◆ What to work on:
Your task is to copy the listing exactly, with the pictures left out.

◆ Records for the task:
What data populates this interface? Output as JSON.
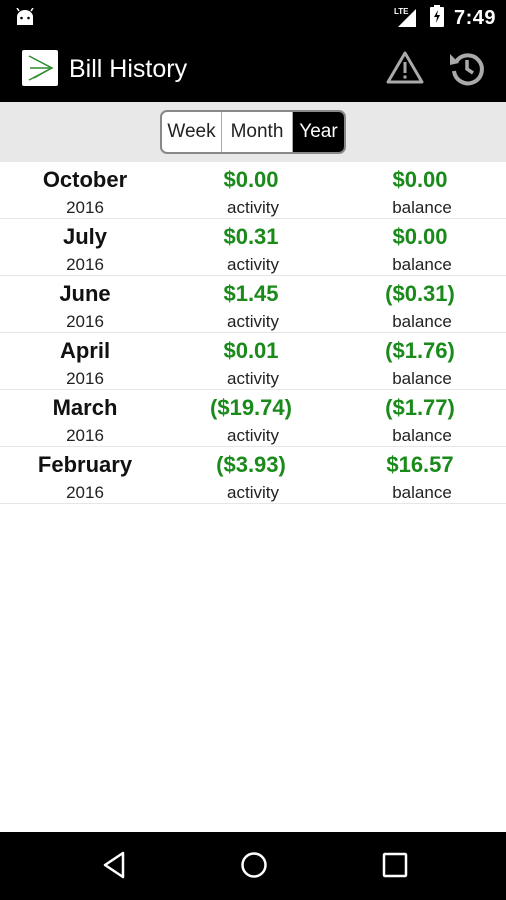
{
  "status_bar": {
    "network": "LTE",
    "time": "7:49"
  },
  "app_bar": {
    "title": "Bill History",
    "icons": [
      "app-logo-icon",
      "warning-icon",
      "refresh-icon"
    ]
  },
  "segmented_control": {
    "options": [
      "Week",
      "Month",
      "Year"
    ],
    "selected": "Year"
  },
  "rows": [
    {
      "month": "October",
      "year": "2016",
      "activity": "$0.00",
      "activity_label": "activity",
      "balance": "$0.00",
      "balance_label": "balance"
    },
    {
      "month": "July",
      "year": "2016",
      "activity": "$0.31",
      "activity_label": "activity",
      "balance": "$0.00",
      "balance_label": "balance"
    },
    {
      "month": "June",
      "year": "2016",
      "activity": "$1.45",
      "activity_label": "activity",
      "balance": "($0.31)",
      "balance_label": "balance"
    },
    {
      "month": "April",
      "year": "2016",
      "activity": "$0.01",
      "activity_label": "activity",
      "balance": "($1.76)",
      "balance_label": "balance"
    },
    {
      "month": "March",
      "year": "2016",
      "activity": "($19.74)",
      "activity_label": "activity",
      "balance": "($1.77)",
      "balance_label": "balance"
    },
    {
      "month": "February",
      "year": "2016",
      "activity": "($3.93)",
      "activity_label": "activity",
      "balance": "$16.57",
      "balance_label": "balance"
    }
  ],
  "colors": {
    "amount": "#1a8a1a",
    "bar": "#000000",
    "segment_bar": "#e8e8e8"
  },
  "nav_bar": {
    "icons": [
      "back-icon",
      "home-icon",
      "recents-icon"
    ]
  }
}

◆ Task response:
What data populates this interface? Output as JSON.
{
  "status_bar": {
    "network": "LTE",
    "time": "7:49"
  },
  "app_bar": {
    "title": "Bill History",
    "icons": [
      "app-logo-icon",
      "warning-icon",
      "refresh-icon"
    ]
  },
  "segmented_control": {
    "options": [
      "Week",
      "Month",
      "Year"
    ],
    "selected": "Year"
  },
  "rows": [
    {
      "month": "October",
      "year": "2016",
      "activity": "$0.00",
      "activity_label": "activity",
      "balance": "$0.00",
      "balance_label": "balance"
    },
    {
      "month": "July",
      "year": "2016",
      "activity": "$0.31",
      "activity_label": "activity",
      "balance": "$0.00",
      "balance_label": "balance"
    },
    {
      "month": "June",
      "year": "2016",
      "activity": "$1.45",
      "activity_label": "activity",
      "balance": "($0.31)",
      "balance_label": "balance"
    },
    {
      "month": "April",
      "year": "2016",
      "activity": "$0.01",
      "activity_label": "activity",
      "balance": "($1.76)",
      "balance_label": "balance"
    },
    {
      "month": "March",
      "year": "2016",
      "activity": "($19.74)",
      "activity_label": "activity",
      "balance": "($1.77)",
      "balance_label": "balance"
    },
    {
      "month": "February",
      "year": "2016",
      "activity": "($3.93)",
      "activity_label": "activity",
      "balance": "$16.57",
      "balance_label": "balance"
    }
  ],
  "colors": {
    "amount": "#1a8a1a",
    "bar": "#000000",
    "segment_bar": "#e8e8e8"
  },
  "nav_bar": {
    "icons": [
      "back-icon",
      "home-icon",
      "recents-icon"
    ]
  }
}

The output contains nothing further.